-- Work to do --
Copy out the entries exactly, from the first line to the last.

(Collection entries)
====
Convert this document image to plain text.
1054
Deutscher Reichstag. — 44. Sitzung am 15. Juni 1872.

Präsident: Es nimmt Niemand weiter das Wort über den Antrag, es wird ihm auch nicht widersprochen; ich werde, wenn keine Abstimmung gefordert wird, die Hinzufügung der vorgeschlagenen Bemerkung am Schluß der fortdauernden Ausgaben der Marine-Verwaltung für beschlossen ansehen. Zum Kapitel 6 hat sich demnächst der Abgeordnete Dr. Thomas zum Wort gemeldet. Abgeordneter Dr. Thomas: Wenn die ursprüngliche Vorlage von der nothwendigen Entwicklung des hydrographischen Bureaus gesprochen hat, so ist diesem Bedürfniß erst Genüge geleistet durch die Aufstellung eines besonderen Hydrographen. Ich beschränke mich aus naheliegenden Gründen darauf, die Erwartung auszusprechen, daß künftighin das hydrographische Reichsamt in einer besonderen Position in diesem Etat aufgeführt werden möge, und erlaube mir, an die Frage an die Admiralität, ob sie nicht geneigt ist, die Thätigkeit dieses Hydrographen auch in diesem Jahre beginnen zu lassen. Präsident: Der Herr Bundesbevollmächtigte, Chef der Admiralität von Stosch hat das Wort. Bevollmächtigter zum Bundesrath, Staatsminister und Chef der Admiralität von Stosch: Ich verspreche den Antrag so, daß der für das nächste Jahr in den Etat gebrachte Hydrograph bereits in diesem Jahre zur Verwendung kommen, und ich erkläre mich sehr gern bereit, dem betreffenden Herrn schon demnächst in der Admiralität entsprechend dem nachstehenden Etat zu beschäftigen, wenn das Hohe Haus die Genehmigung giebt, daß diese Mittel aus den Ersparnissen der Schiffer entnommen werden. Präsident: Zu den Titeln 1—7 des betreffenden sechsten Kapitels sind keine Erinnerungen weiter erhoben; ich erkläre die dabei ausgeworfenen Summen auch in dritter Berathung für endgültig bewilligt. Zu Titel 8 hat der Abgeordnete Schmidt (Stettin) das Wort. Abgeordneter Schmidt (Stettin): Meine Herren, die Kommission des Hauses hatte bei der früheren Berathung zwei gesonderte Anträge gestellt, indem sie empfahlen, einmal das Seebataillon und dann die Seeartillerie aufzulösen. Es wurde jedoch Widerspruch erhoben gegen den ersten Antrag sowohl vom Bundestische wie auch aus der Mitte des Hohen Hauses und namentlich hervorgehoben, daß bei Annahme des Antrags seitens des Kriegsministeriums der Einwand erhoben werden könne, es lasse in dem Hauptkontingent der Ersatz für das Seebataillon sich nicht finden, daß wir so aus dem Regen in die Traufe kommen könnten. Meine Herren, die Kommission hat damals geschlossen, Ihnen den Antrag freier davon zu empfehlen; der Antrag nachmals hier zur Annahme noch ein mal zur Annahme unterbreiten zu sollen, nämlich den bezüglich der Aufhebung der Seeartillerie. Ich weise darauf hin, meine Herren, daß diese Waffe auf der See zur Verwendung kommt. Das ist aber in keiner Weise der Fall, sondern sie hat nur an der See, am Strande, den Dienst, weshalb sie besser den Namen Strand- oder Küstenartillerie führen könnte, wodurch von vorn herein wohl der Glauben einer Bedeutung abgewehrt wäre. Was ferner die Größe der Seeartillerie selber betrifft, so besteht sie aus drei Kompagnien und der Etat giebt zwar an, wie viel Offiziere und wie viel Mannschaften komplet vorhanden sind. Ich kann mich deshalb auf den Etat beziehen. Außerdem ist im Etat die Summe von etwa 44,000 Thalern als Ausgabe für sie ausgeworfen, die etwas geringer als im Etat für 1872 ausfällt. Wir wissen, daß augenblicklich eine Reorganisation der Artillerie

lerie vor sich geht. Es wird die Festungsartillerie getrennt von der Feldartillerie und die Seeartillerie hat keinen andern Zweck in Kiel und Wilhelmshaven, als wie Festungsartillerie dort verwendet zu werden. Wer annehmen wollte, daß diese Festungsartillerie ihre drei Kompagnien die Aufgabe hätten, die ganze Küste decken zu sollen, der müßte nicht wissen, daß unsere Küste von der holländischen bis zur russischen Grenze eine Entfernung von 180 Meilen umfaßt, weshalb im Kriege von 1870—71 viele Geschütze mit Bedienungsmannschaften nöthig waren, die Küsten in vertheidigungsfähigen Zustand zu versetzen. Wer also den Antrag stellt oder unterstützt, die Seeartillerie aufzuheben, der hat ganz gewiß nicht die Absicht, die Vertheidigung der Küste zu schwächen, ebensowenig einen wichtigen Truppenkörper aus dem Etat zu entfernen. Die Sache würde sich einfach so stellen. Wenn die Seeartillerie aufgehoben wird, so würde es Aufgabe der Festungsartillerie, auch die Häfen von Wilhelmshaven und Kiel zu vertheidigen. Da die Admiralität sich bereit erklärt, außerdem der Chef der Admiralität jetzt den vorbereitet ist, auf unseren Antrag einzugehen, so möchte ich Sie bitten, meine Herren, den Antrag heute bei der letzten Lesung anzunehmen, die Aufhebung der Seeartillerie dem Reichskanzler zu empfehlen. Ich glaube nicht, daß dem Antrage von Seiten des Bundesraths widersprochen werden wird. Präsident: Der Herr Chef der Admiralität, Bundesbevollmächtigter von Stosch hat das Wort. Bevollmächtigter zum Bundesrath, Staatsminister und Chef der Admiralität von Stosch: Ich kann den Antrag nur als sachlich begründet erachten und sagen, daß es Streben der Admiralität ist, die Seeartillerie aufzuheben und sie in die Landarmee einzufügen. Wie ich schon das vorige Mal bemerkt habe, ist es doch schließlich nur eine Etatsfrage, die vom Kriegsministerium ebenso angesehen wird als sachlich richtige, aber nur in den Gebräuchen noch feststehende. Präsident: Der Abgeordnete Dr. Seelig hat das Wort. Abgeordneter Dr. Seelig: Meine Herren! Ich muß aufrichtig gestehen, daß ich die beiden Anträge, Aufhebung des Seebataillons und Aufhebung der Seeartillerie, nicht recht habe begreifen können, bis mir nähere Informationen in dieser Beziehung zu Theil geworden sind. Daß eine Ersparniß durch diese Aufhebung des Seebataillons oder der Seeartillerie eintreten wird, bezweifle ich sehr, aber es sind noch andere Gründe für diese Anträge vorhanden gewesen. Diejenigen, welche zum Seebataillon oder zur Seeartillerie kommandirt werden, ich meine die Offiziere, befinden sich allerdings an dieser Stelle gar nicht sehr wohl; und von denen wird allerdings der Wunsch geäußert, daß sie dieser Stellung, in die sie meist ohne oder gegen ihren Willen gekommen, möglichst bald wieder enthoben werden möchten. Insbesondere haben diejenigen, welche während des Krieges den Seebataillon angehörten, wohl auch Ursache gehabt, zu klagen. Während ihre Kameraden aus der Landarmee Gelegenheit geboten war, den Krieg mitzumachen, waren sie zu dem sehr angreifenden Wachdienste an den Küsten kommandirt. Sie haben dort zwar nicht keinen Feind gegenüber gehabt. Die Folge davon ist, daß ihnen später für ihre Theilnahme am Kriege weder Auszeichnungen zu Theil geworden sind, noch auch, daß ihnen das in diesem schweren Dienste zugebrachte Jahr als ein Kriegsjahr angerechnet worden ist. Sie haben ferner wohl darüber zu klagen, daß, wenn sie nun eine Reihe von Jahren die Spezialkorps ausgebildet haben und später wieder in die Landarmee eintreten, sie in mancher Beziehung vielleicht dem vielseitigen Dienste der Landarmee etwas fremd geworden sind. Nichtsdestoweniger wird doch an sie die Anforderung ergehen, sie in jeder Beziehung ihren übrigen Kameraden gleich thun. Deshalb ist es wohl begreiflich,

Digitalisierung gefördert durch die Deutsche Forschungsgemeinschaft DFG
====
-- The result --
Convert this document image to plain text.
1054
Deutscher Reichstag. — 44. Sitzung am 15. Juni 1872.

Präsident: Es nimmt Niemand weiter das Wort über den Antrag, es wird ihm auch nicht widersprochen; ich werde, wenn keine Abstimmung gefordert wird, die Hinzufügung der vorgeschlagenen Bemerkung am Schluß der fortdauernden Ausgaben der Marine-Verwaltung für beschlossen ansehen. Zum Kapitel 6 hat sich demnächst der Abgeordnete Dr. Thomas zum Wort gemeldet. Abgeordneter Dr. Thomas: Wenn die ursprüngliche Vorlage von der nothwendigen Entwicklung des hydrographischen Bureaus gesprochen hat, so ist diesem Bedürfniß erst Genüge geleistet durch die Aufstellung eines besonderen Hydrographen. Ich beschränke mich aus naheliegenden Gründen darauf, die Erwartung auszusprechen, daß künftighin das hydrographische Reichsamt in einer besonderen Position in diesem Etat aufgeführt werden möge, und erlaube mir, an die Frage an die Admiralität, ob sie nicht geneigt ist, die Thätigkeit dieses Hydrographen auch in diesem Jahre beginnen zu lassen. Präsident: Der Herr Bundesbevollmächtigte, Chef der Admiralität von Stosch hat das Wort. Bevollmächtigter zum Bundesrath, Staatsminister und Chef der Admiralität von Stosch: Ich verspreche den Antrag so, daß der für das nächste Jahr in den Etat gebrachte Hydrograph bereits in diesem Jahre zur Verwendung kommen, und ich erkläre mich sehr gern bereit, dem betreffenden Herrn schon demnächst in der Admiralität entsprechend dem nachstehenden Etat zu beschäftigen, wenn das Hohe Haus die Genehmigung giebt, daß diese Mittel aus den Ersparnissen der Schiffer entnommen werden. Präsident: Zu den Titeln 1—7 des betreffenden sechsten Kapitels sind keine Erinnerungen weiter erhoben; ich erkläre die dabei ausgeworfenen Summen auch in dritter Berathung für endgültig bewilligt. Zu Titel 8 hat der Abgeordnete Schmidt (Stettin) das Wort. Abgeordneter Schmidt (Stettin): Meine Herren, die Kommission des Hauses hatte bei der früheren Berathung zwei gesonderte Anträge gestellt, indem sie empfahlen, einmal das Seebataillon und dann die Seeartillerie aufzulösen. Es wurde jedoch Widerspruch erhoben gegen den ersten Antrag sowohl vom Bundestische wie auch aus der Mitte des Hohen Hauses und namentlich hervorgehoben, daß bei Annahme des Antrags seitens des Kriegsministeriums der Einwand erhoben werden könne, es lasse in dem Hauptkontingent der Ersatz für das Seebataillon sich nicht finden, daß wir so aus dem Regen in die Traufe kommen könnten. Meine Herren, die Kommission hat damals geschlossen, Ihnen den Antrag freier davon zu empfehlen; der Antrag nachmals hier zur Annahme noch ein mal zur Annahme unterbreiten zu sollen, nämlich den bezüglich der Aufhebung der Seeartillerie. Ich weise darauf hin, meine Herren, daß diese Waffe auf der See zur Verwendung kommt. Das ist aber in keiner Weise der Fall, sondern sie hat nur an der See, am Strande, den Dienst, weshalb sie besser den Namen Strand- oder Küstenartillerie führen könnte, wodurch von vorn herein wohl der Glauben einer Bedeutung abgewehrt wäre. Was ferner die Größe der Seeartillerie selber betrifft, so besteht sie aus drei Kompagnien und der Etat giebt zwar an, wie viel Offiziere und wie viel Mannschaften komplet vorhanden sind. Ich kann mich deshalb auf den Etat beziehen. Außerdem ist im Etat die Summe von etwa 44,000 Thalern als Ausgabe für sie ausgeworfen, die etwas geringer als im Etat für 1872 ausfällt. Wir wissen, daß augenblicklich eine Reorganisation der Artillerie

lerie vor sich geht. Es wird die Festungsartillerie getrennt von der Feldartillerie und die Seeartillerie hat keinen andern Zweck in Kiel und Wilhelmshaven, als wie Festungsartillerie dort verwendet zu werden. Wer annehmen wollte, daß diese Festungsartillerie ihre drei Kompagnien die Aufgabe hätten, die ganze Küste decken zu sollen, der müßte nicht wissen, daß unsere Küste von der holländischen bis zur russischen Grenze eine Entfernung von 180 Meilen umfaßt, weshalb im Kriege von 1870—71 viele Geschütze mit Bedienungsmannschaften nöthig waren, die Küsten in vertheidigungsfähigen Zustand zu versetzen. Wer also den Antrag stellt oder unterstützt, die Seeartillerie aufzuheben, der hat ganz gewiß nicht die Absicht, die Vertheidigung der Küste zu schwächen, ebensowenig einen wichtigen Truppenkörper aus dem Etat zu entfernen. Die Sache würde sich einfach so stellen. Wenn die Seeartillerie aufgehoben wird, so würde es Aufgabe der Festungsartillerie, auch die Häfen von Wilhelmshaven und Kiel zu vertheidigen. Da die Admiralität sich bereit erklärt, außerdem der Chef der Admiralität jetzt den vorbereitet ist, auf unseren Antrag einzugehen, so möchte ich Sie bitten, meine Herren, den Antrag heute bei der letzten Lesung anzunehmen, die Aufhebung der Seeartillerie dem Reichskanzler zu empfehlen. Ich glaube nicht, daß dem Antrage von Seiten des Bundesraths widersprochen werden wird. Präsident: Der Herr Chef der Admiralität, Bundesbevollmächtigter von Stosch hat das Wort. Bevollmächtigter zum Bundesrath, Staatsminister und Chef der Admiralität von Stosch: Ich kann den Antrag nur als sachlich begründet erachten und sagen, daß es Streben der Admiralität ist, die Seeartillerie aufzuheben und sie in die Landarmee einzufügen. Wie ich schon das vorige Mal bemerkt habe, ist es doch schließlich nur eine Etatsfrage, die vom Kriegsministerium ebenso angesehen wird als sachlich richtige, aber nur in den Gebräuchen noch feststehende. Präsident: Der Abgeordnete Dr. Seelig hat das Wort. Abgeordneter Dr. Seelig: Meine Herren! Ich muß aufrichtig gestehen, daß ich die beiden Anträge, Aufhebung des Seebataillons und Aufhebung der Seeartillerie, nicht recht habe begreifen können, bis mir nähere Informationen in dieser Beziehung zu Theil geworden sind. Daß eine Ersparniß durch diese Aufhebung des Seebataillons oder der Seeartillerie eintreten wird, bezweifle ich sehr, aber es sind noch andere Gründe für diese Anträge vorhanden gewesen. Diejenigen, welche zum Seebataillon oder zur Seeartillerie kommandirt werden, ich meine die Offiziere, befinden sich allerdings an dieser Stelle gar nicht sehr wohl; und von denen wird allerdings der Wunsch geäußert, daß sie dieser Stellung, in die sie meist ohne oder gegen ihren Willen gekommen, möglichst bald wieder enthoben werden möchten. Insbesondere haben diejenigen, welche während des Krieges den Seebataillon angehörten, wohl auch Ursache gehabt, zu klagen. Während ihre Kameraden aus der Landarmee Gelegenheit geboten war, den Krieg mitzumachen, waren sie zu dem sehr angreifenden Wachdienste an den Küsten kommandirt. Sie haben dort zwar nicht keinen Feind gegenüber gehabt. Die Folge davon ist, daß ihnen später für ihre Theilnahme am Kriege weder Auszeichnungen zu Theil geworden sind, noch auch, daß ihnen das in diesem schweren Dienste zugebrachte Jahr als ein Kriegsjahr angerechnet worden ist. Sie haben ferner wohl darüber zu klagen, daß, wenn sie nun eine Reihe von Jahren die Spezialkorps ausgebildet haben und später wieder in die Landarmee eintreten, sie in mancher Beziehung vielleicht dem vielseitigen Dienste der Landarmee etwas fremd geworden sind. Nichtsdestoweniger wird doch an sie die Anforderung ergehen, sie in jeder Beziehung ihren übrigen Kameraden gleich thun. Deshalb ist es wohl begreiflich,

Digitalisierung gefördert durch die Deutsche Forschungsgemeinschaft DFG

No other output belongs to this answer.